▶ [What you have to do]: Give every line of the material again, exactly as written.

▶ [Given information]:

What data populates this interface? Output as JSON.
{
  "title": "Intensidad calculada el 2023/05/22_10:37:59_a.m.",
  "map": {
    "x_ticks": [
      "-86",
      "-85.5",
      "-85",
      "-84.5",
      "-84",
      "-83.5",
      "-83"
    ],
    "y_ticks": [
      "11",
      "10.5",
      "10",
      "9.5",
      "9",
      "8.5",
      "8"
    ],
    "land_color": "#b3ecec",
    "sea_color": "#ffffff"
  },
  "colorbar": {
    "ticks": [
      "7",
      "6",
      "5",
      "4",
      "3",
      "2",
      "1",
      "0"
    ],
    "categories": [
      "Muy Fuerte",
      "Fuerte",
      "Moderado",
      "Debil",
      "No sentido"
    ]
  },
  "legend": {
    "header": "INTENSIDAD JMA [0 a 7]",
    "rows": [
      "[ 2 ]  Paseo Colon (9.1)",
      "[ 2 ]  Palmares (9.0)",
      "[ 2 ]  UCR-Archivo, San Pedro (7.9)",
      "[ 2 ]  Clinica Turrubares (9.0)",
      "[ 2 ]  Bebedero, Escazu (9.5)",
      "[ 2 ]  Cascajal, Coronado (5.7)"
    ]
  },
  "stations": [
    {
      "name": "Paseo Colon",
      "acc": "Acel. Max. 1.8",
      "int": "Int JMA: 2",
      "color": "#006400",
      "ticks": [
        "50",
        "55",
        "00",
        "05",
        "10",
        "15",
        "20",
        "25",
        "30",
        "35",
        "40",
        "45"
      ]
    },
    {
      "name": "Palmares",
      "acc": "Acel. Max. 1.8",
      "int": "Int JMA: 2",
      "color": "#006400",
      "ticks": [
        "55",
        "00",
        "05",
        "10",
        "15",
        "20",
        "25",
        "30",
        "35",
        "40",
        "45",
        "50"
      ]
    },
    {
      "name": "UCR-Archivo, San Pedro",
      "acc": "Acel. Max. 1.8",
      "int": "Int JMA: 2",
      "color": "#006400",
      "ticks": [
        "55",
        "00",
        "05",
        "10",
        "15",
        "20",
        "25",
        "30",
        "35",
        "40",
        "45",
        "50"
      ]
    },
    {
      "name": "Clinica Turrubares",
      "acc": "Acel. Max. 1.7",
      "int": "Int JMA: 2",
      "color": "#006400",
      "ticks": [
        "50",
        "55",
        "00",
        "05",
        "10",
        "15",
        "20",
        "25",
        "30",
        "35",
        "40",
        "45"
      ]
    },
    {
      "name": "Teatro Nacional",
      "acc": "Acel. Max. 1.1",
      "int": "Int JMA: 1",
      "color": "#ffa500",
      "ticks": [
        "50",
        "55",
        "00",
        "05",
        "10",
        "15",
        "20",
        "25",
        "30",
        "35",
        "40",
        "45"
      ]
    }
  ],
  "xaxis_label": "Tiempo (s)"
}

▶ [Exercise answer]:
What data populates this interface? Output as JSON.
{
  "title": "Intensidad calculada el 2023/05/22_10:37:59_a.m.",
  "map": {
    "x_ticks": [
      "-86",
      "-85.5",
      "-85",
      "-84.5",
      "-84",
      "-83.5",
      "-83"
    ],
    "y_ticks": [
      "11",
      "10.5",
      "10",
      "9.5",
      "9",
      "8.5",
      "8"
    ],
    "land_color": "#b3ecec",
    "sea_color": "#ffffff"
  },
  "colorbar": {
    "ticks": [
      "7",
      "6",
      "5",
      "4",
      "3",
      "2",
      "1",
      "0"
    ],
    "categories": [
      "Muy Fuerte",
      "Fuerte",
      "Moderado",
      "Debil",
      "No sentido"
    ]
  },
  "legend": {
    "header": "INTENSIDAD JMA [0 a 7]",
    "rows": [
      "[ 2 ]  Paseo Colon (9.1)",
      "[ 2 ]  Palmares (9.0)",
      "[ 2 ]  UCR-Archivo, San Pedro (7.9)",
      "[ 2 ]  Clinica Turrubares (9.0)",
      "[ 2 ]  Bebedero, Escazu (9.5)",
      "[ 2 ]  Cascajal, Coronado (5.7)"
    ]
  },
  "stations": [
    {
      "name": "Paseo Colon",
      "acc": "Acel. Max. 1.8",
      "int": "Int JMA: 2",
      "color": "#006400",
      "ticks": [
        "50",
        "55",
        "00",
        "05",
        "10",
        "15",
        "20",
        "25",
        "30",
        "35",
        "40",
        "45"
      ]
    },
    {
      "name": "Palmares",
      "acc": "Acel. Max. 1.8",
      "int": "Int JMA: 2",
      "color": "#006400",
      "ticks": [
        "55",
        "00",
        "05",
        "10",
        "15",
        "20",
        "25",
        "30",
        "35",
        "40",
        "45",
        "50"
      ]
    },
    {
      "name": "UCR-Archivo, San Pedro",
      "acc": "Acel. Max. 1.8",
      "int": "Int JMA: 2",
      "color": "#006400",
      "ticks": [
        "55",
        "00",
        "05",
        "10",
        "15",
        "20",
        "25",
        "30",
        "35",
        "40",
        "45",
        "50"
      ]
    },
    {
      "name": "Clinica Turrubares",
      "acc": "Acel. Max. 1.7",
      "int": "Int JMA: 2",
      "color": "#006400",
      "ticks": [
        "50",
        "55",
        "00",
        "05",
        "10",
        "15",
        "20",
        "25",
        "30",
        "35",
        "40",
        "45"
      ]
    },
    {
      "name": "Teatro Nacional",
      "acc": "Acel. Max. 1.1",
      "int": "Int JMA: 1",
      "color": "#ffa500",
      "ticks": [
        "50",
        "55",
        "00",
        "05",
        "10",
        "15",
        "20",
        "25",
        "30",
        "35",
        "40",
        "45"
      ]
    }
  ],
  "xaxis_label": "Tiempo (s)"
}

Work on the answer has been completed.